*DATA EXTRACT*:

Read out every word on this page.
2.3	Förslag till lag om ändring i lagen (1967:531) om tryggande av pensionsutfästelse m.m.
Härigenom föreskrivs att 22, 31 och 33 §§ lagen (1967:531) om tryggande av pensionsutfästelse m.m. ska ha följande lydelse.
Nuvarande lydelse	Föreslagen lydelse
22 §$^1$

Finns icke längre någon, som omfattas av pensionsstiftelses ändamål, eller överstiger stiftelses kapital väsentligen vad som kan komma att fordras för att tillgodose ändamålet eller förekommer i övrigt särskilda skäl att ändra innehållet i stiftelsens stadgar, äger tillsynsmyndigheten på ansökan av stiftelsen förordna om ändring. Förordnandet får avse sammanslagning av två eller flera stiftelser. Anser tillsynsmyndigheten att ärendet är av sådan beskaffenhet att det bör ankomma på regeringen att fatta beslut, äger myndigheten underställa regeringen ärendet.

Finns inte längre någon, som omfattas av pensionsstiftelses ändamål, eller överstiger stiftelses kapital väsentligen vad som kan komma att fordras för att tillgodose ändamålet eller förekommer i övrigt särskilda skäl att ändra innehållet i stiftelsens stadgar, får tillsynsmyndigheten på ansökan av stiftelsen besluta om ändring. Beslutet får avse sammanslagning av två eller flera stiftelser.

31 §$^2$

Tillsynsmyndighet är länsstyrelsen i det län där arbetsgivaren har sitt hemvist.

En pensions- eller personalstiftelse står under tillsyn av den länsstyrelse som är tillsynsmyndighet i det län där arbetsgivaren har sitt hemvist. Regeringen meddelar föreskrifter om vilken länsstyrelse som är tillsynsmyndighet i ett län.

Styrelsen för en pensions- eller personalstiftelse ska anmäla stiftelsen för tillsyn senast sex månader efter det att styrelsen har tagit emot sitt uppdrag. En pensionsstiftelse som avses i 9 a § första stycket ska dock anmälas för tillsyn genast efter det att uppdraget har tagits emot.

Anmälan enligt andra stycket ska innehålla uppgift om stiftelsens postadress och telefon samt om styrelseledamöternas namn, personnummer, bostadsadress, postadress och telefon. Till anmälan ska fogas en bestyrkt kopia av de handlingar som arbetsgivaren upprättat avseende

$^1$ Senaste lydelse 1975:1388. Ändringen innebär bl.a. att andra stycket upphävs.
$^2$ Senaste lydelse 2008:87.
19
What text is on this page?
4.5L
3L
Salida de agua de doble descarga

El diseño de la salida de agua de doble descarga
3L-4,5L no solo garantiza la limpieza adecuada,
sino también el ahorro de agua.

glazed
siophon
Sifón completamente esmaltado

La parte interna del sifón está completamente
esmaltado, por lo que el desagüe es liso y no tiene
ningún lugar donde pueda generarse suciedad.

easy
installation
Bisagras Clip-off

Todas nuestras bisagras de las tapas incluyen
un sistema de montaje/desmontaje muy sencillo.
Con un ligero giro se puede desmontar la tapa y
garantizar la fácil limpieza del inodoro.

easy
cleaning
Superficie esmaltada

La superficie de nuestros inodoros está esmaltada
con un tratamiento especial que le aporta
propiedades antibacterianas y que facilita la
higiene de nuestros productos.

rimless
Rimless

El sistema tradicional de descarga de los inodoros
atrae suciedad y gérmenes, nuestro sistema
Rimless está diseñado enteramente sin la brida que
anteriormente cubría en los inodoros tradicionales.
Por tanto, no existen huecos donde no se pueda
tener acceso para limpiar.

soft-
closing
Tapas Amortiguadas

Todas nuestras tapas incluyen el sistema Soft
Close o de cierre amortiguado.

* * *

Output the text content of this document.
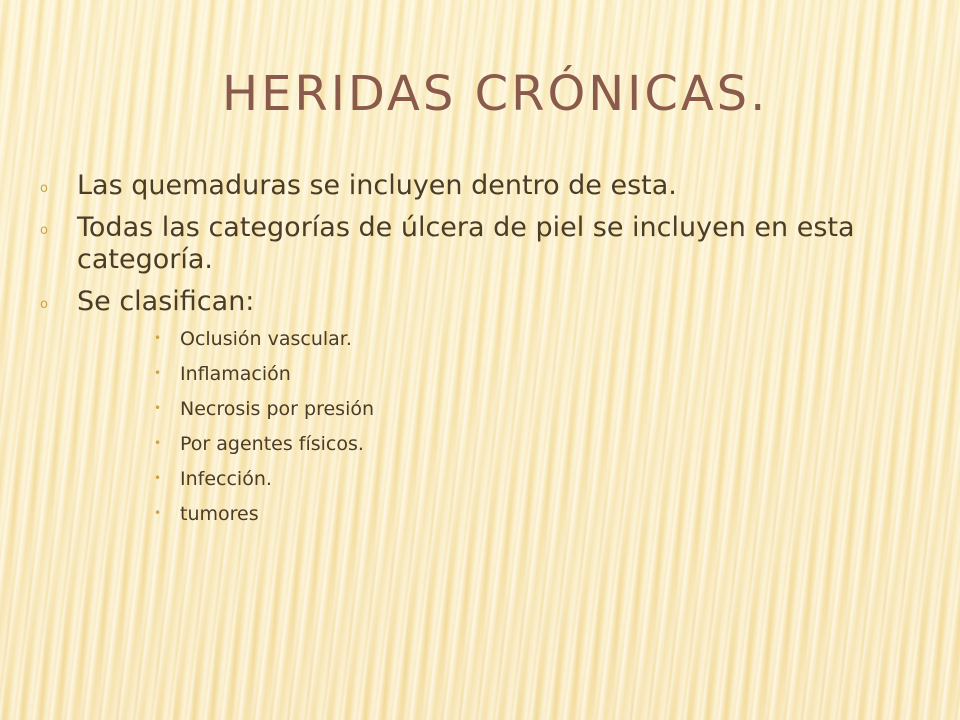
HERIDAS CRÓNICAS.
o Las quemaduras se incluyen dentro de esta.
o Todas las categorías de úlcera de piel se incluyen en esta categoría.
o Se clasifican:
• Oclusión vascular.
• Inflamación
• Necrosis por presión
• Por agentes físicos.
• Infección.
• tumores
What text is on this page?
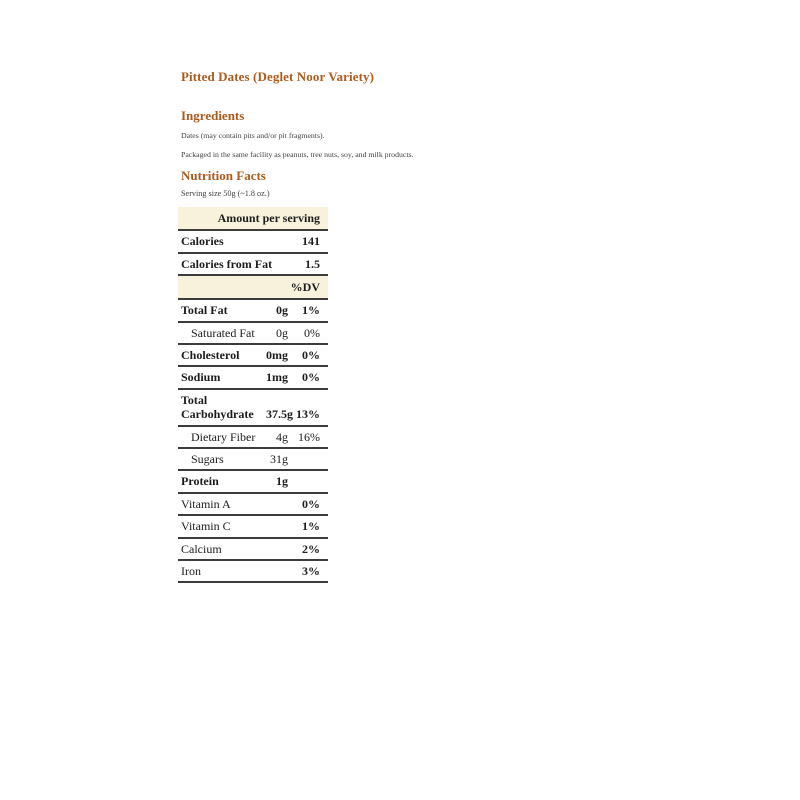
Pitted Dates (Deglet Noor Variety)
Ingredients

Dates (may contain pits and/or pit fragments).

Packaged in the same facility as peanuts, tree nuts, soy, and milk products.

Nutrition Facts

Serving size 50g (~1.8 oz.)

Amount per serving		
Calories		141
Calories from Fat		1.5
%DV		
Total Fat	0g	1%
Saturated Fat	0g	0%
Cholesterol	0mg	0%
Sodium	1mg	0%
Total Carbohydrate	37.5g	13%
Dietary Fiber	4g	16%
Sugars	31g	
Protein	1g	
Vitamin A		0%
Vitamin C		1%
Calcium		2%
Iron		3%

*WHAT THE TASK ASKS*: Pick out every line above that holds the word "agua" and copy it.

*TASK RESPONSE*:
Salida de agua de doble descarga
El diseño de la salida de agua de doble descarga
sino también el ahorro de agua.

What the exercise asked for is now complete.